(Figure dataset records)
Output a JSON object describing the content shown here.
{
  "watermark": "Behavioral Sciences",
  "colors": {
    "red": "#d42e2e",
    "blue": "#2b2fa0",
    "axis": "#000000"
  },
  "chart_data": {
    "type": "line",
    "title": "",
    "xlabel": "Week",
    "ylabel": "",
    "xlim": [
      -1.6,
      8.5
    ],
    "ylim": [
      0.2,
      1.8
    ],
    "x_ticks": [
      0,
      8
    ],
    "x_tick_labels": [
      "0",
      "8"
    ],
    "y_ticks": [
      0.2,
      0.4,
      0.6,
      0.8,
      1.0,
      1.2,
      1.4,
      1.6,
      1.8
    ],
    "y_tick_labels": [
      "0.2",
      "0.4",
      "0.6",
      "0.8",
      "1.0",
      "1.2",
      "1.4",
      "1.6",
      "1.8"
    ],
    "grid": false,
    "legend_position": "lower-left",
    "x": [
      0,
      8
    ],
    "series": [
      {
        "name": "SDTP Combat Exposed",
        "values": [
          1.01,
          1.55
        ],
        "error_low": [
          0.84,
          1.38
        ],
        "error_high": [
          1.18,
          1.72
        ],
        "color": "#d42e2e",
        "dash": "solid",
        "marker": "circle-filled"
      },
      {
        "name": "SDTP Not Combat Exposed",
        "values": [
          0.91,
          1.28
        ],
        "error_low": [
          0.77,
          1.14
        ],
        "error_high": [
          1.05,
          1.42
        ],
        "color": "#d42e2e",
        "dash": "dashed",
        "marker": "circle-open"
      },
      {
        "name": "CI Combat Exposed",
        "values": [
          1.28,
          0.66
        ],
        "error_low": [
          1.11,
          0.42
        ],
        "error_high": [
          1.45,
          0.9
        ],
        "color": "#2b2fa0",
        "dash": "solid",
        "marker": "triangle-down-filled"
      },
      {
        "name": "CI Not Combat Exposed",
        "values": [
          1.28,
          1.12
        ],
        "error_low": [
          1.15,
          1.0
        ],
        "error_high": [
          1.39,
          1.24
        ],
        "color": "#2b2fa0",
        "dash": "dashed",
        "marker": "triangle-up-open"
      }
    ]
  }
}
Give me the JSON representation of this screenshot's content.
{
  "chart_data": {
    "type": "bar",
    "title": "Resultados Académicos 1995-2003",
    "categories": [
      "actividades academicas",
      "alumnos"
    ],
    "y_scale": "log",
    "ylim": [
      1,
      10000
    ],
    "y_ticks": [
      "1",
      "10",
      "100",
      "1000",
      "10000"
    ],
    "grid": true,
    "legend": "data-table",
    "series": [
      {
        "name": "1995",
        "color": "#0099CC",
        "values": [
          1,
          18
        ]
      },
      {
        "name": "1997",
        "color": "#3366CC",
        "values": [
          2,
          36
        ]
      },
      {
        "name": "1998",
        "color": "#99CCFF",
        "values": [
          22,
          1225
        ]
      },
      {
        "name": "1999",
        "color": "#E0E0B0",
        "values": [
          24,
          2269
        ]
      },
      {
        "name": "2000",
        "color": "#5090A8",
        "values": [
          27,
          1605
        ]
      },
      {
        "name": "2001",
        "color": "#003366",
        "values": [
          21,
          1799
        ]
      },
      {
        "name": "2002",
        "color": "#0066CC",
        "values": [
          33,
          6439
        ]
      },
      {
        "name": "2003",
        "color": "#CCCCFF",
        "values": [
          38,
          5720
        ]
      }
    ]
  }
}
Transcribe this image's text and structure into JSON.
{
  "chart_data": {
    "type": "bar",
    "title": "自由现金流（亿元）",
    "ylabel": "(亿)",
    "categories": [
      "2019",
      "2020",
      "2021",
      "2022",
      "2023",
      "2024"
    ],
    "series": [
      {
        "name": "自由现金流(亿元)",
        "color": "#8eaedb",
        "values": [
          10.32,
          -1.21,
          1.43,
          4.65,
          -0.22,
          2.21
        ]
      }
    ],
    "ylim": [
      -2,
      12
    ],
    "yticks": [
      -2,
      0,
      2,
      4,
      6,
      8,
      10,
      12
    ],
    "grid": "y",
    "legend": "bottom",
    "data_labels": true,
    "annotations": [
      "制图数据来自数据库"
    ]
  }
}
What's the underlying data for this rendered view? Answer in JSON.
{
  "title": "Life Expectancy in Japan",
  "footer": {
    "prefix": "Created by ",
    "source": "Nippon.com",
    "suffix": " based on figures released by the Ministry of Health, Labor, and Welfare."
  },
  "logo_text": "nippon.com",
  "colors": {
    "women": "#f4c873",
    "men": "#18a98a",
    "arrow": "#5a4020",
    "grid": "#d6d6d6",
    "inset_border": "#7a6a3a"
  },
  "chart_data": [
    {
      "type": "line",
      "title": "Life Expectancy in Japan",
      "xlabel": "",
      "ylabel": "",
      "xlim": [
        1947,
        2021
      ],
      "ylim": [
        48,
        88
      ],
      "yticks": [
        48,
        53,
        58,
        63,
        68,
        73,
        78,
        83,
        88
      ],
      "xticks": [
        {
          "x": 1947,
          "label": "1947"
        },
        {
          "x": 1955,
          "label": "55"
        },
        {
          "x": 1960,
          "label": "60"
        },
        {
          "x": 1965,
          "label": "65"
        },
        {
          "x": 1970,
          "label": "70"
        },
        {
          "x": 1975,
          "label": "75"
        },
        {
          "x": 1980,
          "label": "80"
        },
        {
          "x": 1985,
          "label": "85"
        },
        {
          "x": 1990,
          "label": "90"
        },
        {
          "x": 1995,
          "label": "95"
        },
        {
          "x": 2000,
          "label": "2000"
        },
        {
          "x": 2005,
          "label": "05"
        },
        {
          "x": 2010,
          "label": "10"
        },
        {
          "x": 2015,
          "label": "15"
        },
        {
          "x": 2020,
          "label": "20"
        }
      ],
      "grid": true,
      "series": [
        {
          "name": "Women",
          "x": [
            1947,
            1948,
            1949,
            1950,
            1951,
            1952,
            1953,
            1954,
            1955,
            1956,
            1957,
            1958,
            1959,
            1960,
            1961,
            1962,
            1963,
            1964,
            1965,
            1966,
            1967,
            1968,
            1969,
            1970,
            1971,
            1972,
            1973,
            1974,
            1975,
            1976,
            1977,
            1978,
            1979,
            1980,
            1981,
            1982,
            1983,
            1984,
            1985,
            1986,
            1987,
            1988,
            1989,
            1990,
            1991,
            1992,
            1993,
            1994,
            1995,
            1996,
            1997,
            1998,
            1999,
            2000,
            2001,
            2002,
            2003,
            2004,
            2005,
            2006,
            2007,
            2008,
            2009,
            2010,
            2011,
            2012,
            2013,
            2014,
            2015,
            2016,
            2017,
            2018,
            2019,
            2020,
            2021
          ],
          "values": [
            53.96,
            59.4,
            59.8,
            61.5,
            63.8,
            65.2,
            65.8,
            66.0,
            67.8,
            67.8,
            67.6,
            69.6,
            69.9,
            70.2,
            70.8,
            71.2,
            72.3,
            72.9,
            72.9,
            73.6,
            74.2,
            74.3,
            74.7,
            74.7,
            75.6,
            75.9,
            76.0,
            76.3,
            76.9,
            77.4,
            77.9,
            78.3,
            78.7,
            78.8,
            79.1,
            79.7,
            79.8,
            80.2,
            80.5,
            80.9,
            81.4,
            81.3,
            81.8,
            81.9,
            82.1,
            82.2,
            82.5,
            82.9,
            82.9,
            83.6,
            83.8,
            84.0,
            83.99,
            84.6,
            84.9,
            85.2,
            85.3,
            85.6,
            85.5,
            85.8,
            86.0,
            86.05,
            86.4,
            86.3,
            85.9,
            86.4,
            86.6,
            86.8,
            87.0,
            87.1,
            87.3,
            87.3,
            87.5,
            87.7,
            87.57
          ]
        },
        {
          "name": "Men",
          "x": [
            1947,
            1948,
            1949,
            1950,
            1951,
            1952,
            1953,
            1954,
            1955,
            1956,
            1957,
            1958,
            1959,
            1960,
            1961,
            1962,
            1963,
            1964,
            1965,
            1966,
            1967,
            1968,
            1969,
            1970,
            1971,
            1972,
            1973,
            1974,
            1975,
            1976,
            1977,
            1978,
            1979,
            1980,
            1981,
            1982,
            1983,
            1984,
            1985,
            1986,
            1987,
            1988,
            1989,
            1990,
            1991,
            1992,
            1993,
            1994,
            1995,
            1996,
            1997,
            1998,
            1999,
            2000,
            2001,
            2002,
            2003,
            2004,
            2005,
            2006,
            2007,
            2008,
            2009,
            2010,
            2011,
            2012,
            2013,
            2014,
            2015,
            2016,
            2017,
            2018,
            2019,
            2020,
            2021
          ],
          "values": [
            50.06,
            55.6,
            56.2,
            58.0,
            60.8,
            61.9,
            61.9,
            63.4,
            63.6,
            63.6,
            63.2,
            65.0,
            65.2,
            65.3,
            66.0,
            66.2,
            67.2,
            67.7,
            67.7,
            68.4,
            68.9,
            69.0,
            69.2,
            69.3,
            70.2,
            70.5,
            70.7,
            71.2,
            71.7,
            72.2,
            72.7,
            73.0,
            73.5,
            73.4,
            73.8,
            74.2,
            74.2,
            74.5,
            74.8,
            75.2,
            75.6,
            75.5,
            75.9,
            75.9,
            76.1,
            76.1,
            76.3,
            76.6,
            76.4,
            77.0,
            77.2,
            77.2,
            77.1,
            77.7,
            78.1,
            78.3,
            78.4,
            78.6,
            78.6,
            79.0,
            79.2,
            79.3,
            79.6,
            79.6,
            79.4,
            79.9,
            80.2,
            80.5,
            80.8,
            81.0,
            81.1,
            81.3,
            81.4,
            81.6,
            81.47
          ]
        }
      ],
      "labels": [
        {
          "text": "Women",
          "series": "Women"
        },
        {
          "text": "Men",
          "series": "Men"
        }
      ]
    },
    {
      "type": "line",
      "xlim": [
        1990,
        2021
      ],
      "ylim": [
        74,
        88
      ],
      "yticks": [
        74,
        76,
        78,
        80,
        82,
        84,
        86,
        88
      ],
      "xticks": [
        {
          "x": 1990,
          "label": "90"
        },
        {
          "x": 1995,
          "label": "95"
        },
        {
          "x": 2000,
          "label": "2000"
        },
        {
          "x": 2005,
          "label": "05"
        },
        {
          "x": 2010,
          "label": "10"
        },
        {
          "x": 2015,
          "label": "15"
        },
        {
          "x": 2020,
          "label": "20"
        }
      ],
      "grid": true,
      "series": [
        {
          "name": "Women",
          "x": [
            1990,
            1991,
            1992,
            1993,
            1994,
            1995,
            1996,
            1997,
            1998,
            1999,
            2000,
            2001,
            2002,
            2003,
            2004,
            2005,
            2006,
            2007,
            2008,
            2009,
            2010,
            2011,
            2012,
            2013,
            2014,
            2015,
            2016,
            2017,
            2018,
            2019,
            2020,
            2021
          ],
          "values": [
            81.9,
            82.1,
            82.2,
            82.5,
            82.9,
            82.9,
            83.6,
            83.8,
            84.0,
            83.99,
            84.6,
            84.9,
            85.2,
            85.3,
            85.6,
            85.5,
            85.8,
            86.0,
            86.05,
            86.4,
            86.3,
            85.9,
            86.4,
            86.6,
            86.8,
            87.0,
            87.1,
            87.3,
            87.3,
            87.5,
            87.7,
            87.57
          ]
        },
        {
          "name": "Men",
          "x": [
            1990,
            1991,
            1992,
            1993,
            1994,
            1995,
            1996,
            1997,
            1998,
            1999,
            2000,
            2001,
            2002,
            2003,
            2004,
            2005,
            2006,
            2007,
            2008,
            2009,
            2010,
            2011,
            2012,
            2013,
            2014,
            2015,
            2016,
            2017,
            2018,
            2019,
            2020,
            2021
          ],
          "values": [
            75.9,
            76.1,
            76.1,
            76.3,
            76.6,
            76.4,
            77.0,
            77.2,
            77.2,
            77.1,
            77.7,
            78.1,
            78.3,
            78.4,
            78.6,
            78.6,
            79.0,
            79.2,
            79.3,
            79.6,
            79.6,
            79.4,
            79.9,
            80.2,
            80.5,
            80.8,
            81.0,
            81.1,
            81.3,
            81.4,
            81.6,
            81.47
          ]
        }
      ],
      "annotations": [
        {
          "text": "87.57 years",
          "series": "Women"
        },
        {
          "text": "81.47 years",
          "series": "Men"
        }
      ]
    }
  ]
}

§ Instructions to follow:
Check each line above for the word "Life", and copy the lines where it appears.

§ Final answer:
  "title": "Life Expectancy in Japan",
      "title": "Life Expectancy in Japan",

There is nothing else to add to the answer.